Start of STORED RECORDS

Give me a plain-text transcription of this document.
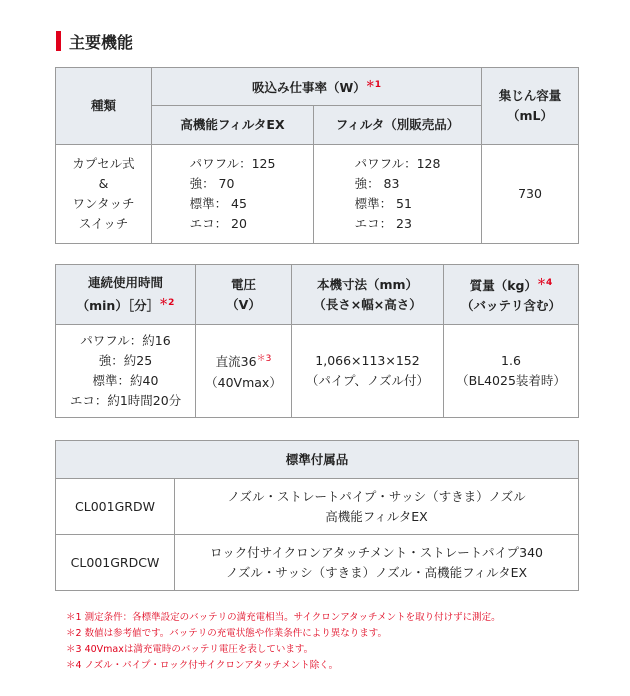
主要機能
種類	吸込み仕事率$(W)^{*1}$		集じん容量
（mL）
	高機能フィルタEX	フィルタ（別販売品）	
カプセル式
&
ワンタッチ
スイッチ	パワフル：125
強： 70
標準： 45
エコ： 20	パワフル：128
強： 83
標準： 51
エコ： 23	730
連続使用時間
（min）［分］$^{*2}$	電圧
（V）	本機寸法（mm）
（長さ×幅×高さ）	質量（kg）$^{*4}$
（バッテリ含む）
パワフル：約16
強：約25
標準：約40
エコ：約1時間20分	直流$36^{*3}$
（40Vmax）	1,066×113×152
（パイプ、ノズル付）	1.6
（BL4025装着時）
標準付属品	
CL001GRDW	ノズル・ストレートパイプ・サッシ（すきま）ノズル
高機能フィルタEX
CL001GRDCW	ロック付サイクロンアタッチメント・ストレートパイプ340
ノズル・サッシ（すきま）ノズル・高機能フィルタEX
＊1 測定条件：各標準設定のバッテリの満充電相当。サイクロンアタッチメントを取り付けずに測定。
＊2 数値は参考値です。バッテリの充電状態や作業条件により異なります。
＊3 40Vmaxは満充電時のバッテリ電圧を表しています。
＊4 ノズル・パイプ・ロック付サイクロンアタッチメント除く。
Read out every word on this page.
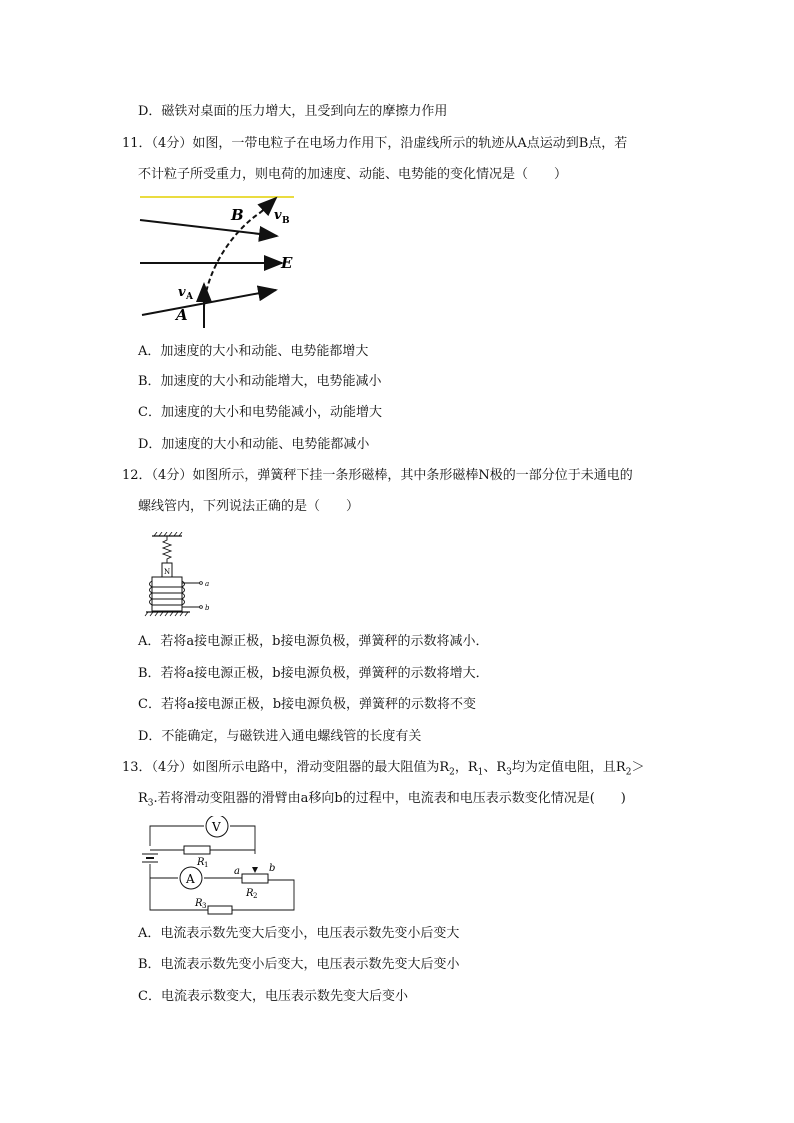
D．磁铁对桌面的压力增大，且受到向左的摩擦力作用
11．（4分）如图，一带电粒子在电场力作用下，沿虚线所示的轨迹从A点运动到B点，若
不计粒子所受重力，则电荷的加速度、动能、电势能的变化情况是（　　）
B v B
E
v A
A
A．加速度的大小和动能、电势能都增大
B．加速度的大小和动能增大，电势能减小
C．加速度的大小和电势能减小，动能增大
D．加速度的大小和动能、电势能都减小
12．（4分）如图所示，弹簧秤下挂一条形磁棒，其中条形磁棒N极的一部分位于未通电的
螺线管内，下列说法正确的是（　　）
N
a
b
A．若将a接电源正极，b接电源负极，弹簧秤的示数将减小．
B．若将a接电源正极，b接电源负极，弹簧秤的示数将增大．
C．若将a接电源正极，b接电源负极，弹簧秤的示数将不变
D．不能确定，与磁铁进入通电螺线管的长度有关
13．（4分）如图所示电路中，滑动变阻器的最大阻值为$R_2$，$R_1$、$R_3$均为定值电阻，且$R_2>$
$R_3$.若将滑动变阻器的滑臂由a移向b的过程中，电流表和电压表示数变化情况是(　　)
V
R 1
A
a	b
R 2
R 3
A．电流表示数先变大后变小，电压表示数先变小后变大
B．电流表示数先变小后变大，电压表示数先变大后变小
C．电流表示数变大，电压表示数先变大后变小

End of STORED RECORDS
Start of STORED RECORDS

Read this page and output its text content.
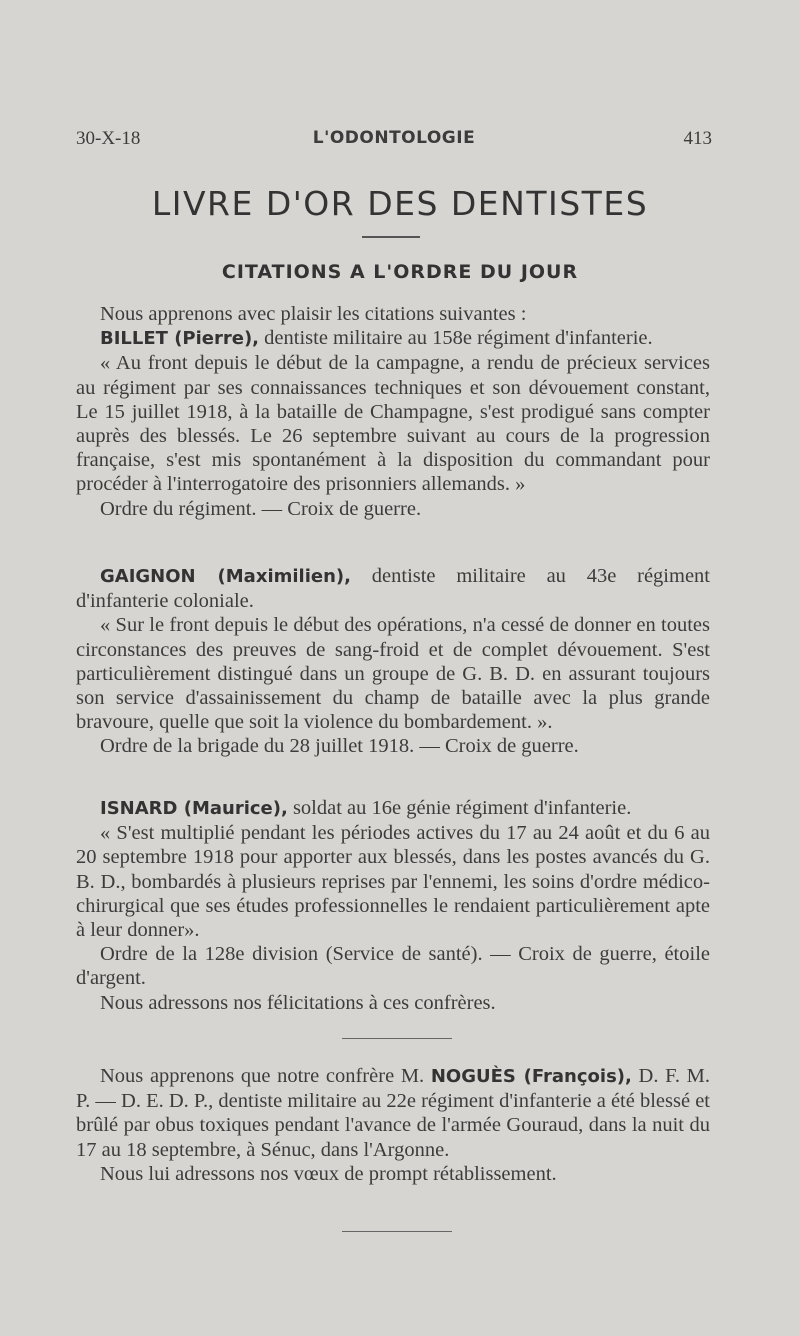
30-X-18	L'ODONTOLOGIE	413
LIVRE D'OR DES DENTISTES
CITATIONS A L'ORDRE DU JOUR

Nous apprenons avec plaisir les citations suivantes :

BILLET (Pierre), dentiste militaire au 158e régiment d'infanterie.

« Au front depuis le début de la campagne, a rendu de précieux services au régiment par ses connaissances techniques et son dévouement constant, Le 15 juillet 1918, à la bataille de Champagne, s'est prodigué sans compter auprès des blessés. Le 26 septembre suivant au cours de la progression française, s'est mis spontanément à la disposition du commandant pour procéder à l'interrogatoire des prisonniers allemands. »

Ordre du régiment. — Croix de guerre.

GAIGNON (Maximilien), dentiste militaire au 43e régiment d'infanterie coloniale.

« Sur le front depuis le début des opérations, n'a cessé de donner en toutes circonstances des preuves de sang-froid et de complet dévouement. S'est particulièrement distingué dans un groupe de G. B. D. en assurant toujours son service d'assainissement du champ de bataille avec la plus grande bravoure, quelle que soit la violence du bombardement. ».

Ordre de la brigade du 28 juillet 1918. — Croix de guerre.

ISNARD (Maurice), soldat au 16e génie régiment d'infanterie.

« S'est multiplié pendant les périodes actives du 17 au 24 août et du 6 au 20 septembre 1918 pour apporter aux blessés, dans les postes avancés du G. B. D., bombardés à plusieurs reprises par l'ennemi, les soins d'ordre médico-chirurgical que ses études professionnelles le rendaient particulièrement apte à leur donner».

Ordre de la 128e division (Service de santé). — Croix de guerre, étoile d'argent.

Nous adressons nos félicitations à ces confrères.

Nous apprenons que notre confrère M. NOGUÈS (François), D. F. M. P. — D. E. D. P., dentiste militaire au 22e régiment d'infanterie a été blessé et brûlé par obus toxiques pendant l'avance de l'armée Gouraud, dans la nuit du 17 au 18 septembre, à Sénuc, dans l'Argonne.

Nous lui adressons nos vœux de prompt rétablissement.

End of STORED RECORDS

**GOAL OF THE EXERCISE**
Each line that holds the word "page" is to be copied.

**SOLVED EXERCISE**
Read out every word on this page.
Read this page and output its text content.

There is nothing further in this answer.